[Start]

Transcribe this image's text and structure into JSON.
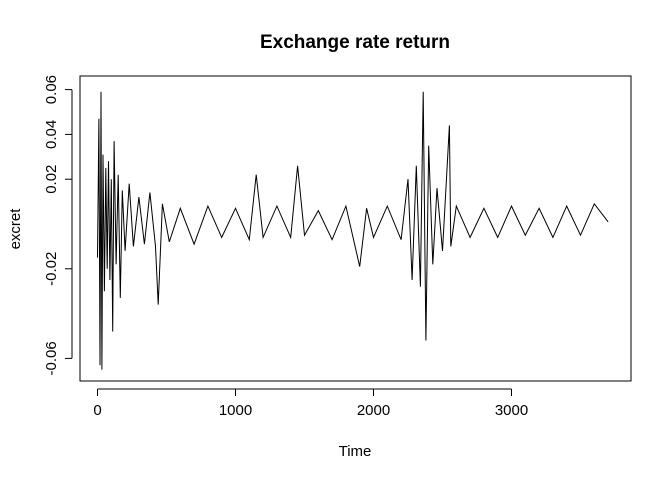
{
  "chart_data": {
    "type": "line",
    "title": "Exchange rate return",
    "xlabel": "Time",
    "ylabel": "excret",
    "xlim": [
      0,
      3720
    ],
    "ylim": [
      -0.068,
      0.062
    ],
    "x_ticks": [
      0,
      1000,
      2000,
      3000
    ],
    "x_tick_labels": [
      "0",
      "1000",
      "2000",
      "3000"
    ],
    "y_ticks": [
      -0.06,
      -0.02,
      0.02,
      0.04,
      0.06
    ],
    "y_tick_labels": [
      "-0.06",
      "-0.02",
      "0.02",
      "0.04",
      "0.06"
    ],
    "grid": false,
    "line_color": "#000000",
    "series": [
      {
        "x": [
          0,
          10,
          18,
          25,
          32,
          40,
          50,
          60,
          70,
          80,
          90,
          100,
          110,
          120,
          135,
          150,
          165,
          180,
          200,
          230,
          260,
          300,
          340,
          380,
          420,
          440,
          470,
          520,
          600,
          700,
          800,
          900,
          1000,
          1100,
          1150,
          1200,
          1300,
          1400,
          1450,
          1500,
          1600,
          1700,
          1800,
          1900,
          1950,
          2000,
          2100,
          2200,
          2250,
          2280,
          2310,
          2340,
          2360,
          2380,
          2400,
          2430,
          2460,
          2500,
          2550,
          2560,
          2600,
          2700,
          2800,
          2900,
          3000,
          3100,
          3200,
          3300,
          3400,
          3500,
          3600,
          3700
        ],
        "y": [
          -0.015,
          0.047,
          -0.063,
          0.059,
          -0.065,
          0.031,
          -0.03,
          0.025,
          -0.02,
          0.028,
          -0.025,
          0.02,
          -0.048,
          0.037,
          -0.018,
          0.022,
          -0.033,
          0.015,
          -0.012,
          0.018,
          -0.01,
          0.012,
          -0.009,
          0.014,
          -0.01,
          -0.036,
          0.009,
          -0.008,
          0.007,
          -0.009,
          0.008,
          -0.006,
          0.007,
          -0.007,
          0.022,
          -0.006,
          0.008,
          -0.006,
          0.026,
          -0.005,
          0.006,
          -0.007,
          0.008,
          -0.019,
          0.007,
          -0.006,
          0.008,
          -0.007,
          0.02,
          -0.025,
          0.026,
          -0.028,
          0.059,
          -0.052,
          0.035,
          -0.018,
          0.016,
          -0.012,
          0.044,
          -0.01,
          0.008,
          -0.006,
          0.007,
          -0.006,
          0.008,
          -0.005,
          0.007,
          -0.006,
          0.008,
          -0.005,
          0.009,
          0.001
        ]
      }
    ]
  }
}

[End]

DIRECTIONS:
Retype everything in the material word for word, minus pictures.

RESPONSE TO THE TASK:
Transcribe this image's text and structure into JSON.
{
  "chart_data": {
    "type": "line",
    "title": "Exchange rate return",
    "xlabel": "Time",
    "ylabel": "excret",
    "xlim": [
      0,
      3720
    ],
    "ylim": [
      -0.068,
      0.062
    ],
    "x_ticks": [
      0,
      1000,
      2000,
      3000
    ],
    "x_tick_labels": [
      "0",
      "1000",
      "2000",
      "3000"
    ],
    "y_ticks": [
      -0.06,
      -0.02,
      0.02,
      0.04,
      0.06
    ],
    "y_tick_labels": [
      "-0.06",
      "-0.02",
      "0.02",
      "0.04",
      "0.06"
    ],
    "grid": false,
    "line_color": "#000000",
    "series": [
      {
        "x": [
          0,
          10,
          18,
          25,
          32,
          40,
          50,
          60,
          70,
          80,
          90,
          100,
          110,
          120,
          135,
          150,
          165,
          180,
          200,
          230,
          260,
          300,
          340,
          380,
          420,
          440,
          470,
          520,
          600,
          700,
          800,
          900,
          1000,
          1100,
          1150,
          1200,
          1300,
          1400,
          1450,
          1500,
          1600,
          1700,
          1800,
          1900,
          1950,
          2000,
          2100,
          2200,
          2250,
          2280,
          2310,
          2340,
          2360,
          2380,
          2400,
          2430,
          2460,
          2500,
          2550,
          2560,
          2600,
          2700,
          2800,
          2900,
          3000,
          3100,
          3200,
          3300,
          3400,
          3500,
          3600,
          3700
        ],
        "y": [
          -0.015,
          0.047,
          -0.063,
          0.059,
          -0.065,
          0.031,
          -0.03,
          0.025,
          -0.02,
          0.028,
          -0.025,
          0.02,
          -0.048,
          0.037,
          -0.018,
          0.022,
          -0.033,
          0.015,
          -0.012,
          0.018,
          -0.01,
          0.012,
          -0.009,
          0.014,
          -0.01,
          -0.036,
          0.009,
          -0.008,
          0.007,
          -0.009,
          0.008,
          -0.006,
          0.007,
          -0.007,
          0.022,
          -0.006,
          0.008,
          -0.006,
          0.026,
          -0.005,
          0.006,
          -0.007,
          0.008,
          -0.019,
          0.007,
          -0.006,
          0.008,
          -0.007,
          0.02,
          -0.025,
          0.026,
          -0.028,
          0.059,
          -0.052,
          0.035,
          -0.018,
          0.016,
          -0.012,
          0.044,
          -0.01,
          0.008,
          -0.006,
          0.007,
          -0.006,
          0.008,
          -0.005,
          0.007,
          -0.006,
          0.008,
          -0.005,
          0.009,
          0.001
        ]
      }
    ]
  }
}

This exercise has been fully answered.